Items from a data source:
# # # # # # #
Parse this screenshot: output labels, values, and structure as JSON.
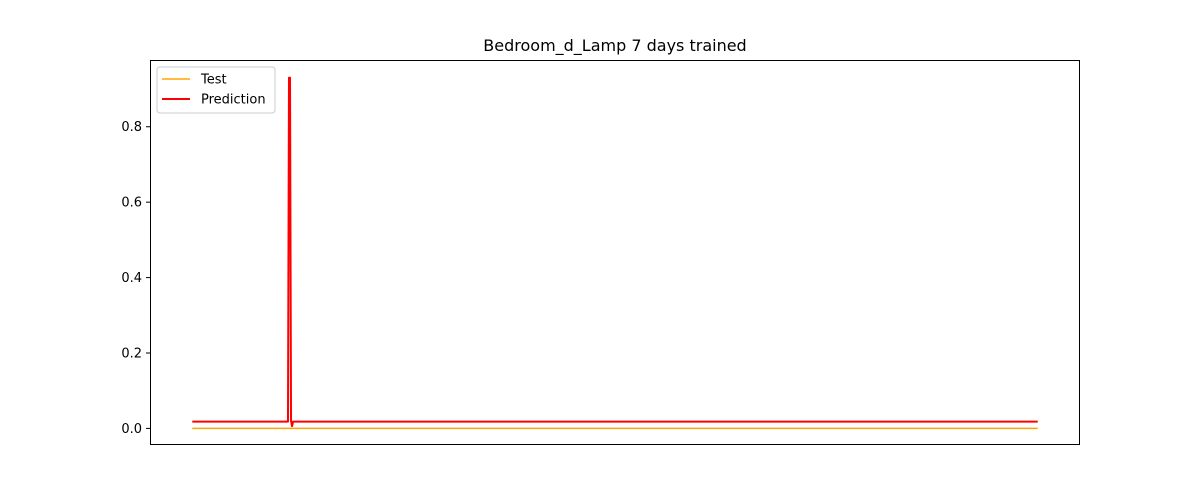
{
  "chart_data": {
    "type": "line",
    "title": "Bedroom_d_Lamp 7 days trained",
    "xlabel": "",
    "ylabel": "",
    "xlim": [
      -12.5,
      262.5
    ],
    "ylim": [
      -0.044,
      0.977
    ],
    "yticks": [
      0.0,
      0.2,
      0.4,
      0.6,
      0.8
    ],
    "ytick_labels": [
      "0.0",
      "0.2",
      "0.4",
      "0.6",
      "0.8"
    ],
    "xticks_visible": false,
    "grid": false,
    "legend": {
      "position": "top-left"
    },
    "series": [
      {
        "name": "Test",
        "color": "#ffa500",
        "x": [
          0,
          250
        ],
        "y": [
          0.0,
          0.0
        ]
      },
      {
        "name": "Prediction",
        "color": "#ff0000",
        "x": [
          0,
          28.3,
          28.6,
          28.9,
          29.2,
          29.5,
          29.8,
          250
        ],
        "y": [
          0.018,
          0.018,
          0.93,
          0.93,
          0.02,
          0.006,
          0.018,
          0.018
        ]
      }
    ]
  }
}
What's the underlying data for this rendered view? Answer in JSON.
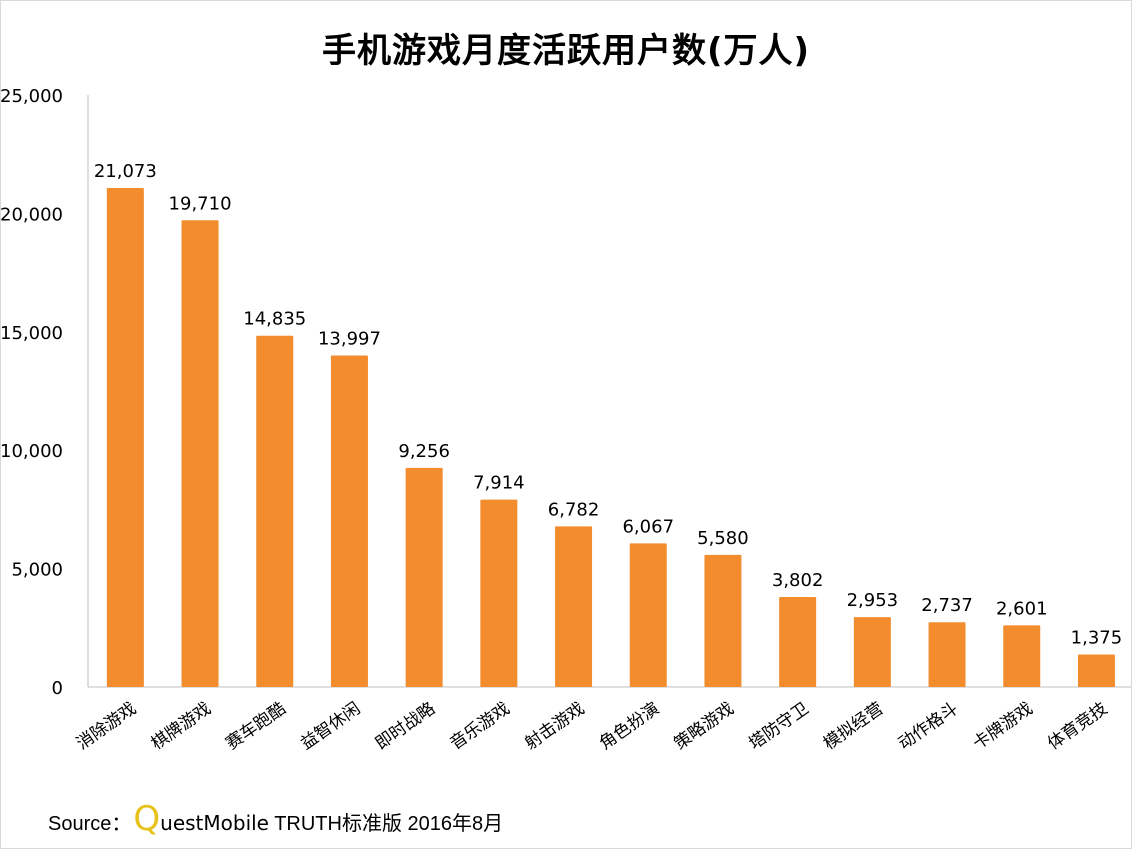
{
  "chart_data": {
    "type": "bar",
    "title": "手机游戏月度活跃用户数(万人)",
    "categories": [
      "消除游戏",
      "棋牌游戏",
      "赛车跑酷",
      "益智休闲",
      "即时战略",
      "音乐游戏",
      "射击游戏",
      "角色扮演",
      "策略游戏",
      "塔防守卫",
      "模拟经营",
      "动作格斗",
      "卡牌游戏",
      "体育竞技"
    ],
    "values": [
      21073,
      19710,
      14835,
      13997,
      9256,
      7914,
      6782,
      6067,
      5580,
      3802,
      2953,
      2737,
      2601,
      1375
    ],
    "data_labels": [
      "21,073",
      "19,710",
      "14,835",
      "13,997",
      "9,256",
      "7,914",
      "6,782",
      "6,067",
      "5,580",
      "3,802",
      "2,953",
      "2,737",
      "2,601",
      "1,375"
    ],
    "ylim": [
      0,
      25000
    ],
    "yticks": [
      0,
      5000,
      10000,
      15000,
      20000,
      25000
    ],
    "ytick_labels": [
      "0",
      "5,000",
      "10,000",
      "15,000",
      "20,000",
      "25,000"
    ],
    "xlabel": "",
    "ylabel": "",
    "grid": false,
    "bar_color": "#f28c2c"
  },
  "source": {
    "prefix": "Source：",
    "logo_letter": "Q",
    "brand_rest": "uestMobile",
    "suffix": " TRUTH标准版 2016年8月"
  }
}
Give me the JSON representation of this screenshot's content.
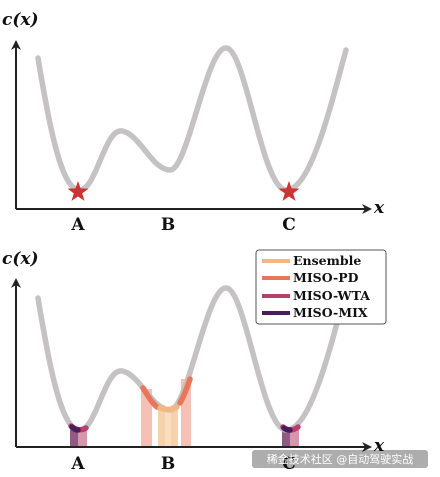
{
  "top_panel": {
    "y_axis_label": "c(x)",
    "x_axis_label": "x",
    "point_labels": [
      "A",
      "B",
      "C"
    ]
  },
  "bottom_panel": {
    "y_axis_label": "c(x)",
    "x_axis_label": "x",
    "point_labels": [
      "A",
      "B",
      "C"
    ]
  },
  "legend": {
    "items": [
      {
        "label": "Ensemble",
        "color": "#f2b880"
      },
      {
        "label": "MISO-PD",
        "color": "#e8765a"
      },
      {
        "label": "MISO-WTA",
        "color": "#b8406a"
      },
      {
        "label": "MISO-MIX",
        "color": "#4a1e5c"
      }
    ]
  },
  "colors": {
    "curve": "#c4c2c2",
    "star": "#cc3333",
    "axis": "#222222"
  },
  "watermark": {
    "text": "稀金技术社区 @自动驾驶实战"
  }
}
# # # # # # #
# AIM OF THE EXERCISE
Scan the entries above for the word "MISO" and collect each line holding it.

# ANSWER TO THE TASK
        "label": "MISO-PD",
        "label": "MISO-WTA",
        "label": "MISO-MIX",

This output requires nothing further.